> _Exercise aim_
Identify each line containing the word "Precipitation" and copy it.

[Rows from a dataset]
* * * * * * * * *

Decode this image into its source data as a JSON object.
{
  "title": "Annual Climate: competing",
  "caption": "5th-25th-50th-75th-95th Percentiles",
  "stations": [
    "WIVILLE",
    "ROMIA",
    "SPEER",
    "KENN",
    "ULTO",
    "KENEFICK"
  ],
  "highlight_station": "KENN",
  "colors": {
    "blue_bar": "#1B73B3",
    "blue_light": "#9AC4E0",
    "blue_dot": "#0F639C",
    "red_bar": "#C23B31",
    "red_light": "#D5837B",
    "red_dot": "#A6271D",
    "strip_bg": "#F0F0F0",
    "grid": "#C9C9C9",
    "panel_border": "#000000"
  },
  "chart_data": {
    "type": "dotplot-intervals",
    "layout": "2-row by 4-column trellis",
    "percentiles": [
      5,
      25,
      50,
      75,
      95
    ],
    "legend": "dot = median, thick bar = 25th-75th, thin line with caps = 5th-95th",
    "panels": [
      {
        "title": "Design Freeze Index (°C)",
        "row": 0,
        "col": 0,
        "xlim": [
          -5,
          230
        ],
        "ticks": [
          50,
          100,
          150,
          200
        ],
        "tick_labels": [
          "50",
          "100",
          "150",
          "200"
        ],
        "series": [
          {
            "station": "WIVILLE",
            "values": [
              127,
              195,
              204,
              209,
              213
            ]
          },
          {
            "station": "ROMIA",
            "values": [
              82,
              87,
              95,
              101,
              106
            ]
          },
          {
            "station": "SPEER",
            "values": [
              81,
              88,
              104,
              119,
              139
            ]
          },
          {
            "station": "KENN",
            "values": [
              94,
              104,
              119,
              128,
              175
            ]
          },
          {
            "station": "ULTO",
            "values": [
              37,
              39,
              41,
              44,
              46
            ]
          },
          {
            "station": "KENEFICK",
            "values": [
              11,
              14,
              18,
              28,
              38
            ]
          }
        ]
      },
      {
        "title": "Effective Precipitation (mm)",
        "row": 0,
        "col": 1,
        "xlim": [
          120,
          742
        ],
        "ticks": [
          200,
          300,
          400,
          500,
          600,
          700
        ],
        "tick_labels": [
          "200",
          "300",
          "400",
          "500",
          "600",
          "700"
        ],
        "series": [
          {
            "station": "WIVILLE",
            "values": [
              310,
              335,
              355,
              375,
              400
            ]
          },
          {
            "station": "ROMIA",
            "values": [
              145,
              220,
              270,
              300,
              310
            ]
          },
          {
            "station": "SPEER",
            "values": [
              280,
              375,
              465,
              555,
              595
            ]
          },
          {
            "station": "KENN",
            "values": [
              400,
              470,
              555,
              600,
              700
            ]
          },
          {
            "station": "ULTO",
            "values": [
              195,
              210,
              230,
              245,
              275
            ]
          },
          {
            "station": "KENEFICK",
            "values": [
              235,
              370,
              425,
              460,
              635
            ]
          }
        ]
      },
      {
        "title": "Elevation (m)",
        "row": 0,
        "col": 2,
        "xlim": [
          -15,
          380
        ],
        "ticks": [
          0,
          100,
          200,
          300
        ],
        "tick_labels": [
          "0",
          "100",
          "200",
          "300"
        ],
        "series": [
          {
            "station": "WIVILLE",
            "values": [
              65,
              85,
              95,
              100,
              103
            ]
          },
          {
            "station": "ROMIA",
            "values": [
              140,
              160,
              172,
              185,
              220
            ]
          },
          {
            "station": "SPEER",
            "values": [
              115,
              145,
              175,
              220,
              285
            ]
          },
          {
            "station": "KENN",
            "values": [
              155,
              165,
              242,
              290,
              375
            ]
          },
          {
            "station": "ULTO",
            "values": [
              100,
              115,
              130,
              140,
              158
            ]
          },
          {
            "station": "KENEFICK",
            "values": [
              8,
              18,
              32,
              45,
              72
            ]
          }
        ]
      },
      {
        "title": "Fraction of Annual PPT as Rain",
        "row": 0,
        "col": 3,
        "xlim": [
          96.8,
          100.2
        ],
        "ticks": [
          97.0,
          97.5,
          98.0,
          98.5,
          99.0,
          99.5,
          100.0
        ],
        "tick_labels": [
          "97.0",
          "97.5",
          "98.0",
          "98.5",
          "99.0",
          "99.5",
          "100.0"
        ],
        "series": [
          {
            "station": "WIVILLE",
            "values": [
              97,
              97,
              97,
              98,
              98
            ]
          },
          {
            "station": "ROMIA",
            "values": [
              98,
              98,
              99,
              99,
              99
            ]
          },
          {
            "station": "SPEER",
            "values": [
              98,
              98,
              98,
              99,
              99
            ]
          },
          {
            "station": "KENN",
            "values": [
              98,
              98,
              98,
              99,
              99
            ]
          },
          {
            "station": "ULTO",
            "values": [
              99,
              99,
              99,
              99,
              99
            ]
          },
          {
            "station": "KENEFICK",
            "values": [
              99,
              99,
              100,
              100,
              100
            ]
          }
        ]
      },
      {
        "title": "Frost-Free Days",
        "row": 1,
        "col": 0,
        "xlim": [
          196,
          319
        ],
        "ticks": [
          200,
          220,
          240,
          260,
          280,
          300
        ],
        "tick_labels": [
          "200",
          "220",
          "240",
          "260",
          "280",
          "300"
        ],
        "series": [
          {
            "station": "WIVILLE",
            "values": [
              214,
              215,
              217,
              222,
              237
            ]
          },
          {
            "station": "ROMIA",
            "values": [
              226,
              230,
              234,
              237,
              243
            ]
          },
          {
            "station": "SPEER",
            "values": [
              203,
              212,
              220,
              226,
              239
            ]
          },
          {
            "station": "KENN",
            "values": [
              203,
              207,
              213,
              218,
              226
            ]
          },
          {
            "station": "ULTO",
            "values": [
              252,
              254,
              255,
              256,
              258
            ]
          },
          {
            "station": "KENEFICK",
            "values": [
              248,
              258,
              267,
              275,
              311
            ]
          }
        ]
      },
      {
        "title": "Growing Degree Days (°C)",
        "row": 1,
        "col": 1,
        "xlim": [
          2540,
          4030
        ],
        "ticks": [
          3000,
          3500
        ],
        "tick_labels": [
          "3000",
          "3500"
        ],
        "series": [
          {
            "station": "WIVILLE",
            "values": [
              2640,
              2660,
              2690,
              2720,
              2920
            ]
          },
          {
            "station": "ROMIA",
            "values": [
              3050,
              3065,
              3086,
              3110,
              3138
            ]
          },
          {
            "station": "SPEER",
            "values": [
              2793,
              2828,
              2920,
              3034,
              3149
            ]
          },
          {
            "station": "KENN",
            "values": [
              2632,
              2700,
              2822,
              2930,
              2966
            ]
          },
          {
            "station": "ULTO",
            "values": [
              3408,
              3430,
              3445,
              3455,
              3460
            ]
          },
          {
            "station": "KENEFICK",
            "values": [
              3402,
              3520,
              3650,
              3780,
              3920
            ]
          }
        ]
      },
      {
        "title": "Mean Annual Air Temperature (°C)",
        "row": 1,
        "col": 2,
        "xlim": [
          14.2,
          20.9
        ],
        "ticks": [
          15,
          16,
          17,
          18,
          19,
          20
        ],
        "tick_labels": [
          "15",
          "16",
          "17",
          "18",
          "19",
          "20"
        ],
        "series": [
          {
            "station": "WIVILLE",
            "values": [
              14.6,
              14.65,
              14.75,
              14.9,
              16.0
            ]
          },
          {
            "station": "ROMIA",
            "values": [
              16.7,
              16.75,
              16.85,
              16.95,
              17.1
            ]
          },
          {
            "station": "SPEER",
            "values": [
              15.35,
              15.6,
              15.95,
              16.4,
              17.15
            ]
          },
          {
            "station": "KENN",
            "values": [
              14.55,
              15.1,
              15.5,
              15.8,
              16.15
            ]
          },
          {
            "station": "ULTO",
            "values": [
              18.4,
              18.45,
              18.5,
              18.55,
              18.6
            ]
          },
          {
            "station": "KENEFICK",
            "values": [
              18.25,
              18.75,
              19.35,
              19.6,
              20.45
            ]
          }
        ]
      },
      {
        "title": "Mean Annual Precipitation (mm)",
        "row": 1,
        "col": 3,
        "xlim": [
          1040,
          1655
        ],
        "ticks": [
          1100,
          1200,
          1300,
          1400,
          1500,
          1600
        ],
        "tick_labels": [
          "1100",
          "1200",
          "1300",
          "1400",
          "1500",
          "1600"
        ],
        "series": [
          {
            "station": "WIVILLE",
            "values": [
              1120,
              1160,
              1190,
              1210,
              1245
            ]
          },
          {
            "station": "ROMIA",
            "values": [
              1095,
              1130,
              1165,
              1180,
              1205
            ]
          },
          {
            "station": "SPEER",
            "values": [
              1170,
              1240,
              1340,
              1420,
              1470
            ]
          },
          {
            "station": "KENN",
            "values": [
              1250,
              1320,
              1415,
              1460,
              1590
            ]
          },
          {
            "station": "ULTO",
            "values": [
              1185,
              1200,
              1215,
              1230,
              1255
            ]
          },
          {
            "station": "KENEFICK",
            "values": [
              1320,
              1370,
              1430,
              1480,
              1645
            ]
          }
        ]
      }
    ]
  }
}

* * * * * * * * *

> _Task output_
        "title": "Effective Precipitation (mm)",
        "title": "Mean Annual Precipitation (mm)",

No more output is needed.